Filter the records below for the word "φέρει". Copy each line that holds it.

::: DATA TO PROCESS

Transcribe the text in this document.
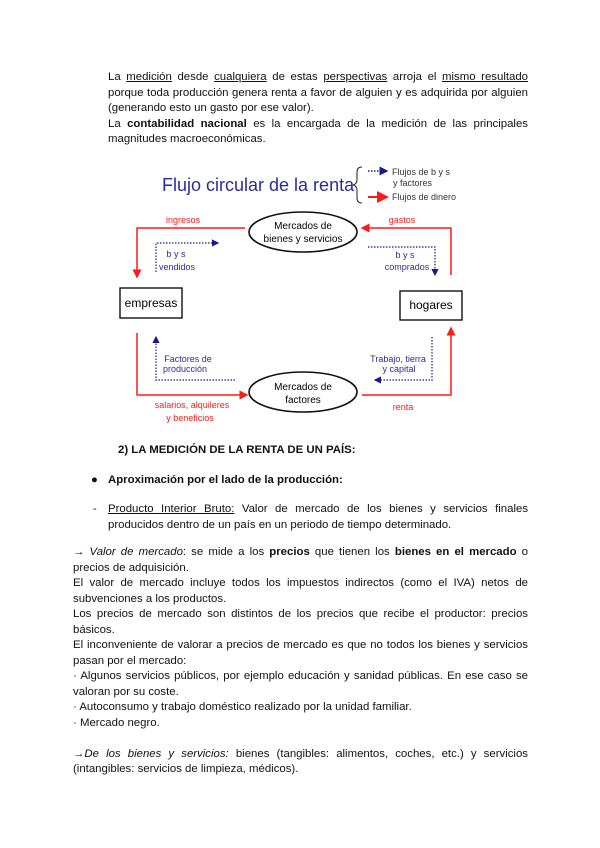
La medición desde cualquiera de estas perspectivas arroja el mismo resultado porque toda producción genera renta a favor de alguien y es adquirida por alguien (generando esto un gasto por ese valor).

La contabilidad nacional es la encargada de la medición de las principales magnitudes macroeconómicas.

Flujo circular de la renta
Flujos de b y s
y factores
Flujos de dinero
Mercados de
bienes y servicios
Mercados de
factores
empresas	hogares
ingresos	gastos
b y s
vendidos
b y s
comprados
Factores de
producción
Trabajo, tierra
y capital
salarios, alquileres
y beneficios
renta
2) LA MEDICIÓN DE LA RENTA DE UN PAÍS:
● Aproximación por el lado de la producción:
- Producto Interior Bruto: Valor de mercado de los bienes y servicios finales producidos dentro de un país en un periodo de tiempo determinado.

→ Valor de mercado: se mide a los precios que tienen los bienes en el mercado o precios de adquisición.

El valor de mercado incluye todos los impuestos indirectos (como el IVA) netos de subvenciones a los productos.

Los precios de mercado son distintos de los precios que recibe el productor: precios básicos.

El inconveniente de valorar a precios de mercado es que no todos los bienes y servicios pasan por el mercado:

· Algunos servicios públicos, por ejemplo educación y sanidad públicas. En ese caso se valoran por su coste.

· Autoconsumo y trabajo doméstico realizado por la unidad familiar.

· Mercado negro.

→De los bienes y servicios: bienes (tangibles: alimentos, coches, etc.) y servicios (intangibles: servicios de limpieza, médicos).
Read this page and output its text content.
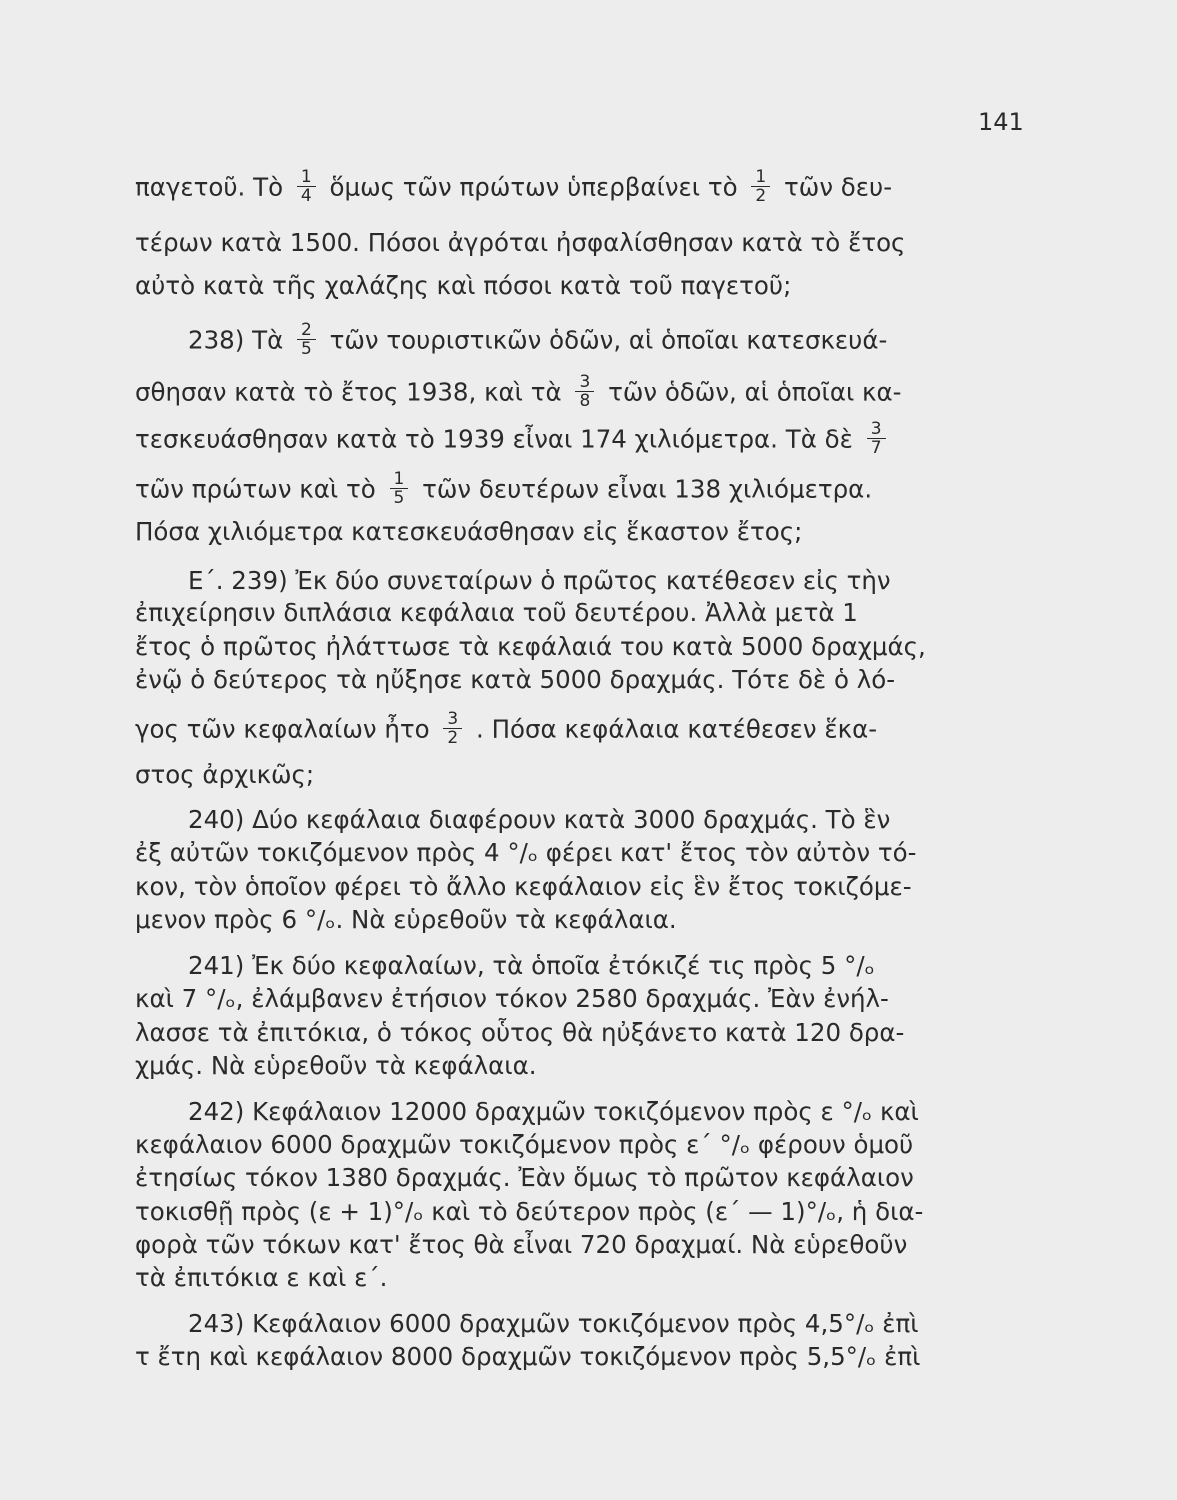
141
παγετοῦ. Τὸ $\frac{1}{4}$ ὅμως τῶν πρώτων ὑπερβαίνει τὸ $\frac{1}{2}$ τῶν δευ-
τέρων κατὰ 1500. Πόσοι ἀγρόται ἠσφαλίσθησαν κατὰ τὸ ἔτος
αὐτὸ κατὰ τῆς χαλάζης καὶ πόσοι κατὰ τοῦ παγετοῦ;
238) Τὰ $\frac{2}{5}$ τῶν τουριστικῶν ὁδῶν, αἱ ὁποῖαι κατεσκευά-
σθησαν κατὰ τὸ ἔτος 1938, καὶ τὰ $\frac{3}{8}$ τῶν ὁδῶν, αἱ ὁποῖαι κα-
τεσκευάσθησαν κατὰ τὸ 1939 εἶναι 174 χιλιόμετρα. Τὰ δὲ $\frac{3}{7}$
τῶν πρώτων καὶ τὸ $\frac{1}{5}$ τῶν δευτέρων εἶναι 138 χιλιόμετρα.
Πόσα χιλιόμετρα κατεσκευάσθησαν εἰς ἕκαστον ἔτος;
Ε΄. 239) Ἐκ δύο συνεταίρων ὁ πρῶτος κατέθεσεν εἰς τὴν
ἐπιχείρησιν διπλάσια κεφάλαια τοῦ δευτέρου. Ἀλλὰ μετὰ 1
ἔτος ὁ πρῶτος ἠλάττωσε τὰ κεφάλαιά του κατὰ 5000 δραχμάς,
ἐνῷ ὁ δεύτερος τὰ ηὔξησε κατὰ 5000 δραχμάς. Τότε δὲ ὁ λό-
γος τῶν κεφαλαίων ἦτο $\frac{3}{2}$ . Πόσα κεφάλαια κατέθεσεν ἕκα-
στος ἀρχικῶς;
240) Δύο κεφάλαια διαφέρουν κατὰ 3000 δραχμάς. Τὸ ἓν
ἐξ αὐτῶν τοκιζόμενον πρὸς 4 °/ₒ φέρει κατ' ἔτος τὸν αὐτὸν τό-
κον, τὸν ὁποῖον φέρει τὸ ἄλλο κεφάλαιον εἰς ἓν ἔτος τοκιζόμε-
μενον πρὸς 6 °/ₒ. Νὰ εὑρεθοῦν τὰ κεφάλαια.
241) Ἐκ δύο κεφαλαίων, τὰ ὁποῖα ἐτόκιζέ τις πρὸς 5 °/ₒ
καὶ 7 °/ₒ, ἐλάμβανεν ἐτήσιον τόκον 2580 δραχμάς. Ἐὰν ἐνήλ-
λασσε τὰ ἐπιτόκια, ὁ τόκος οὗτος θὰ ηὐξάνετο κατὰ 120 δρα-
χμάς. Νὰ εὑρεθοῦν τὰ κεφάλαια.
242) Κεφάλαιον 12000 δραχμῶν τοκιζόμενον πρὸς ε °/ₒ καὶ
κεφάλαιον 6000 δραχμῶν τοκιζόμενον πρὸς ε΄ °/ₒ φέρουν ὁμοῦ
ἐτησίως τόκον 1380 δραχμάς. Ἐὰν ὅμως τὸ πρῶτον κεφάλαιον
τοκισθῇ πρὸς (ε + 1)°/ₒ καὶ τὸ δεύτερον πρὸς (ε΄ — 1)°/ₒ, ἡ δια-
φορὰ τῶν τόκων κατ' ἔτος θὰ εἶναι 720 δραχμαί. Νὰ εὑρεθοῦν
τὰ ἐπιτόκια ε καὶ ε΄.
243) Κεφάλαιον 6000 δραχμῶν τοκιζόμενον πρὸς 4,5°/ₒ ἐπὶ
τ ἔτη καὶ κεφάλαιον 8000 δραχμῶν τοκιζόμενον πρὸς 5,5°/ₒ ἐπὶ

::::::

**OUTPUT FOR THIS TASK**:
ἐξ αὐτῶν τοκιζόμενον πρὸς 4 °/ₒ φέρει κατ' ἔτος τὸν αὐτὸν τό-
κον, τὸν ὁποῖον φέρει τὸ ἄλλο κεφάλαιον εἰς ἓν ἔτος τοκιζόμε-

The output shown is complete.